[Stored data]
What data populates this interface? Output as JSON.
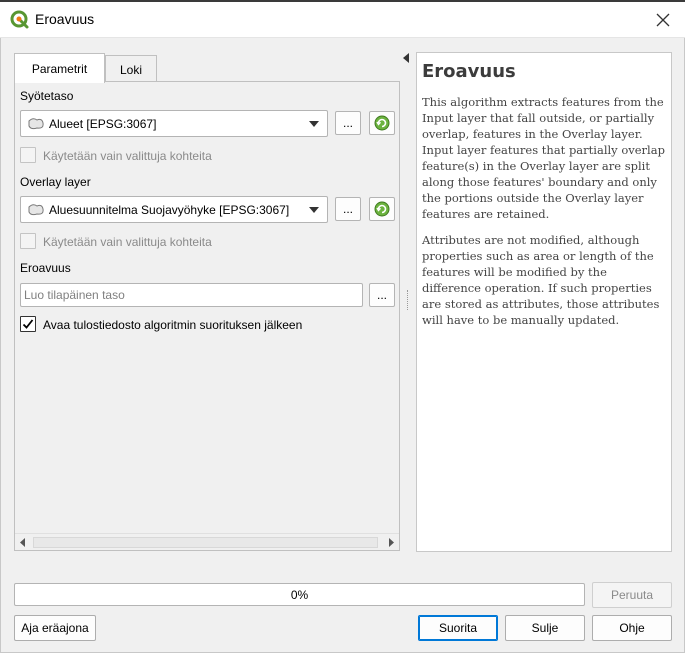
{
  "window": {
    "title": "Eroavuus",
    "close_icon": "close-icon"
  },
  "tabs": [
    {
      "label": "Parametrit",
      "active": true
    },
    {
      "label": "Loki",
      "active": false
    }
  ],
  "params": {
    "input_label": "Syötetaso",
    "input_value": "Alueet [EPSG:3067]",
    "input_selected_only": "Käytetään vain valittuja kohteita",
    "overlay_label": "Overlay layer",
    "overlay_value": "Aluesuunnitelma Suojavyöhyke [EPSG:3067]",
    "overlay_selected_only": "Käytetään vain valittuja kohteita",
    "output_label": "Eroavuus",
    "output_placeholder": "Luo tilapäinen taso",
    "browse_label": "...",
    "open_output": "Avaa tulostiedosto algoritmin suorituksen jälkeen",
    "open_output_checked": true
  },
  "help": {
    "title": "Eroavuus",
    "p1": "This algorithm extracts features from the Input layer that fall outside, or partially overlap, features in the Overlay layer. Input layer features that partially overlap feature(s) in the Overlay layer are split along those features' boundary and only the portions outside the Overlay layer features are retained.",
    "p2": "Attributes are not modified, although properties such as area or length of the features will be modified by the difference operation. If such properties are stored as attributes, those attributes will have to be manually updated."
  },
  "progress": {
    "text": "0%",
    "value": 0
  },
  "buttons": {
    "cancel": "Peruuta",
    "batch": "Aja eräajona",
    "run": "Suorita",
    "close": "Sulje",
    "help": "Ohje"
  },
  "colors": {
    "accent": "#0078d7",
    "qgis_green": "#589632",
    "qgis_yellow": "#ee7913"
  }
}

Aim of the exercise: Pictures are excluded; output everything else in the data verbatim.

Task result:
What data populates this interface? Output as JSON.
{
  "window": {
    "title": "Eroavuus",
    "close_icon": "close-icon"
  },
  "tabs": [
    {
      "label": "Parametrit",
      "active": true
    },
    {
      "label": "Loki",
      "active": false
    }
  ],
  "params": {
    "input_label": "Syötetaso",
    "input_value": "Alueet [EPSG:3067]",
    "input_selected_only": "Käytetään vain valittuja kohteita",
    "overlay_label": "Overlay layer",
    "overlay_value": "Aluesuunnitelma Suojavyöhyke [EPSG:3067]",
    "overlay_selected_only": "Käytetään vain valittuja kohteita",
    "output_label": "Eroavuus",
    "output_placeholder": "Luo tilapäinen taso",
    "browse_label": "...",
    "open_output": "Avaa tulostiedosto algoritmin suorituksen jälkeen",
    "open_output_checked": true
  },
  "help": {
    "title": "Eroavuus",
    "p1": "This algorithm extracts features from the Input layer that fall outside, or partially overlap, features in the Overlay layer. Input layer features that partially overlap feature(s) in the Overlay layer are split along those features' boundary and only the portions outside the Overlay layer features are retained.",
    "p2": "Attributes are not modified, although properties such as area or length of the features will be modified by the difference operation. If such properties are stored as attributes, those attributes will have to be manually updated."
  },
  "progress": {
    "text": "0%",
    "value": 0
  },
  "buttons": {
    "cancel": "Peruuta",
    "batch": "Aja eräajona",
    "run": "Suorita",
    "close": "Sulje",
    "help": "Ohje"
  },
  "colors": {
    "accent": "#0078d7",
    "qgis_green": "#589632",
    "qgis_yellow": "#ee7913"
  }
}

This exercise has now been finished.